WHAT YOU NEED TO DO: List all lines of the data containing the word "Change".

DATA FOR THE TASK:
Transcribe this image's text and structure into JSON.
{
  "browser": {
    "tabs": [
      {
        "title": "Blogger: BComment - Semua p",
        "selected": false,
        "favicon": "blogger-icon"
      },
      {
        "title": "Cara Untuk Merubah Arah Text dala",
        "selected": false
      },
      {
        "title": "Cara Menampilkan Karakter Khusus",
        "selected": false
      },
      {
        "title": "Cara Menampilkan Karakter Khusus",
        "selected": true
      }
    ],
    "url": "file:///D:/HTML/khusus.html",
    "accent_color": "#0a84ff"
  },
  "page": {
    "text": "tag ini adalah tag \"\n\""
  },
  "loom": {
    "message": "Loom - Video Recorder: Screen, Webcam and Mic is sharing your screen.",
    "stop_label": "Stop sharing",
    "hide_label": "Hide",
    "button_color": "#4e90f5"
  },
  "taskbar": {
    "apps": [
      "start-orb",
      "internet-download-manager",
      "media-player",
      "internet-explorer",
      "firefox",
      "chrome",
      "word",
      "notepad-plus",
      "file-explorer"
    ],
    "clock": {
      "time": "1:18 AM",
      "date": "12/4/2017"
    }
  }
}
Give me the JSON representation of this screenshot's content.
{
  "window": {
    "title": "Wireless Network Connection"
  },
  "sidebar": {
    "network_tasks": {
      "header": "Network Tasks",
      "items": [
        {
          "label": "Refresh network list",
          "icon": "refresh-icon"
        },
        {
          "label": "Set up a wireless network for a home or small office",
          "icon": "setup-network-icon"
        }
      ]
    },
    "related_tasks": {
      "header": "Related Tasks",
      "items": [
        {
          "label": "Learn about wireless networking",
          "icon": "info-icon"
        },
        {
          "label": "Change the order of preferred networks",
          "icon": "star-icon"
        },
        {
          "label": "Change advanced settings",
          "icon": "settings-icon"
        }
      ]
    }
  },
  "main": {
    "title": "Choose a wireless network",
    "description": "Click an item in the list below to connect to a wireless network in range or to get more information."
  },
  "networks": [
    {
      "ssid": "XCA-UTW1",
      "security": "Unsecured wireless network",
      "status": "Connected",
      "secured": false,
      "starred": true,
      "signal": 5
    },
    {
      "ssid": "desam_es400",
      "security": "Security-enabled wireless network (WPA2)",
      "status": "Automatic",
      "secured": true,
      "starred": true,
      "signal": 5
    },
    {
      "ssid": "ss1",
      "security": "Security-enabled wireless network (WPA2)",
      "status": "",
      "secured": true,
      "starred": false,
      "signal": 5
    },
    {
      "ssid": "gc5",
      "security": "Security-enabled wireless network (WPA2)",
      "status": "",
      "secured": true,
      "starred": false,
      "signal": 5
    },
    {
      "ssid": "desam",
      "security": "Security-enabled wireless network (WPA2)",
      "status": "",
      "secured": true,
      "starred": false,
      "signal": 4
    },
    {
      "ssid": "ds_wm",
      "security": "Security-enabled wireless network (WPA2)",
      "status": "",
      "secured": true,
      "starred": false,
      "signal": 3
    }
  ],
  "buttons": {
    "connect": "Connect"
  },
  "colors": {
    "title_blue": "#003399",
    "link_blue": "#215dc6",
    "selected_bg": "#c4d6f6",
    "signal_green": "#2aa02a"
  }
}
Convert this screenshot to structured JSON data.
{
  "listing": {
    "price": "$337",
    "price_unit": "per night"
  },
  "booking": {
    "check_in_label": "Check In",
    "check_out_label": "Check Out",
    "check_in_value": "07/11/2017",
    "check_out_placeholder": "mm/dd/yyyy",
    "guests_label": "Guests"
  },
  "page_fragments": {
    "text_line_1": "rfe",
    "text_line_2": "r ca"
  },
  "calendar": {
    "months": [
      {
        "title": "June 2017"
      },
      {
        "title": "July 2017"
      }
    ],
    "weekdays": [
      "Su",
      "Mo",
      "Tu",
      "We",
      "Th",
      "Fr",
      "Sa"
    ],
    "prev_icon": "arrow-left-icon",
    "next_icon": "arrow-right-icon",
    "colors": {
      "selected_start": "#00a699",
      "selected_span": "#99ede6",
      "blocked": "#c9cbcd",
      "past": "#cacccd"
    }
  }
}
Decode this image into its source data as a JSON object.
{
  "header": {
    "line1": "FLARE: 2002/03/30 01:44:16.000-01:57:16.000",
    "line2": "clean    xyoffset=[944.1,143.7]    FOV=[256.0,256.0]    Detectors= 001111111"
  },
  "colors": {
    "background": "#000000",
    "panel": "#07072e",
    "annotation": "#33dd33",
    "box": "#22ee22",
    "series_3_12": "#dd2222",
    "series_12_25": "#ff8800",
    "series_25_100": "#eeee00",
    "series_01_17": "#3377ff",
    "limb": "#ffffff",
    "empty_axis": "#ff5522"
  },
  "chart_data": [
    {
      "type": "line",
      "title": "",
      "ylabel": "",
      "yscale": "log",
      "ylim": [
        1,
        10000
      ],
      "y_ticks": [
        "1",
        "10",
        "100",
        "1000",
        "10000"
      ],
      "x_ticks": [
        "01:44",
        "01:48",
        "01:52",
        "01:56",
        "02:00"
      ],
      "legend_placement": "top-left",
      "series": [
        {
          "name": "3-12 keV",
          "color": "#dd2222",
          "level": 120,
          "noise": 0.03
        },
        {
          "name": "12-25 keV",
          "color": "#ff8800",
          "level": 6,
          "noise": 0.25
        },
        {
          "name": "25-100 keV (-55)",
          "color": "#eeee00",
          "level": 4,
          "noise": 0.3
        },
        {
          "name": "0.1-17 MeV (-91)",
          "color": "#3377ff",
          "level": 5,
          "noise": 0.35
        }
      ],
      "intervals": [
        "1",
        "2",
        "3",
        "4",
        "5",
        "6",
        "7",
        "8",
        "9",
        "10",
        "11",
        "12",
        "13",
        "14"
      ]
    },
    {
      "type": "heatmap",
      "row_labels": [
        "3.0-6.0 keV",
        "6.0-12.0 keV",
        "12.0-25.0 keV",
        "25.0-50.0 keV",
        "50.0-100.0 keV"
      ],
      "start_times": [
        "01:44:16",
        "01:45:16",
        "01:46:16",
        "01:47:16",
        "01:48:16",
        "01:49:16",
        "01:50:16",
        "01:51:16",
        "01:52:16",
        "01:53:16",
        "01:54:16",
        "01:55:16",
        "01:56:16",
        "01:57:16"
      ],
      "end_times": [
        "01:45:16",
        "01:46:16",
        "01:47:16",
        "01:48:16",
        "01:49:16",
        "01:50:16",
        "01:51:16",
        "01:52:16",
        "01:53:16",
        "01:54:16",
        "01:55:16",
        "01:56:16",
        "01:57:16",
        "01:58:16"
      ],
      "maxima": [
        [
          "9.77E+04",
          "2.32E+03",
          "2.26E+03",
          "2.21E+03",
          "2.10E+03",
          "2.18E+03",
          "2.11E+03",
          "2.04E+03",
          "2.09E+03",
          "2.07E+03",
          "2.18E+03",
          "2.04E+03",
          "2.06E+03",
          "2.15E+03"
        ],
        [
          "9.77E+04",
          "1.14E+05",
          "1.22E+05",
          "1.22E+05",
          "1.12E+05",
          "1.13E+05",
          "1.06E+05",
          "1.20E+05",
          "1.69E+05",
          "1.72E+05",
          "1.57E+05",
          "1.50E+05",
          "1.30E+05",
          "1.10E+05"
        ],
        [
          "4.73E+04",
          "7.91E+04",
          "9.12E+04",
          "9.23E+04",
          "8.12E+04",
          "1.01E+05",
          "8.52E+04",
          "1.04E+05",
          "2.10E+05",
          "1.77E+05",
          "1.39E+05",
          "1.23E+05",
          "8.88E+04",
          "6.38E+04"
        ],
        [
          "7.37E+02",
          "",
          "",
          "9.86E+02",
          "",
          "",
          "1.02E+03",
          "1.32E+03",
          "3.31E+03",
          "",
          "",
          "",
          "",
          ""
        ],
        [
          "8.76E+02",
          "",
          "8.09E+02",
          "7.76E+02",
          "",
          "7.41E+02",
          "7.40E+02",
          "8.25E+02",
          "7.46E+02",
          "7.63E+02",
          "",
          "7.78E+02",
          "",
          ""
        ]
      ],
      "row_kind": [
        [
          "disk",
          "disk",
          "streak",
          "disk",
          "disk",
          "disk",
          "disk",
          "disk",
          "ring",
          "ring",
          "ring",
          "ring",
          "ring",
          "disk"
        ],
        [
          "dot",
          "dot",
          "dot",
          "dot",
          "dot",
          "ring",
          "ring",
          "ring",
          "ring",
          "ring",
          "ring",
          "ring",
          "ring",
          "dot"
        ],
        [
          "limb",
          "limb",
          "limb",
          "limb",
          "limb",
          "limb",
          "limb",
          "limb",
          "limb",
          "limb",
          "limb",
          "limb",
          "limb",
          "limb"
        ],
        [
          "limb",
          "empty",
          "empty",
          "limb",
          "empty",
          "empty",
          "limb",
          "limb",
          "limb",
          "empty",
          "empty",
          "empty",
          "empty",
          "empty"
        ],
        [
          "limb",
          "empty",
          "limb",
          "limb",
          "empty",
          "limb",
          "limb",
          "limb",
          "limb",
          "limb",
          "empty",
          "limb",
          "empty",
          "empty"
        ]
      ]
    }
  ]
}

EXPECTED OUTPUT:
          "label": "Change the order of preferred networks",
          "label": "Change advanced settings",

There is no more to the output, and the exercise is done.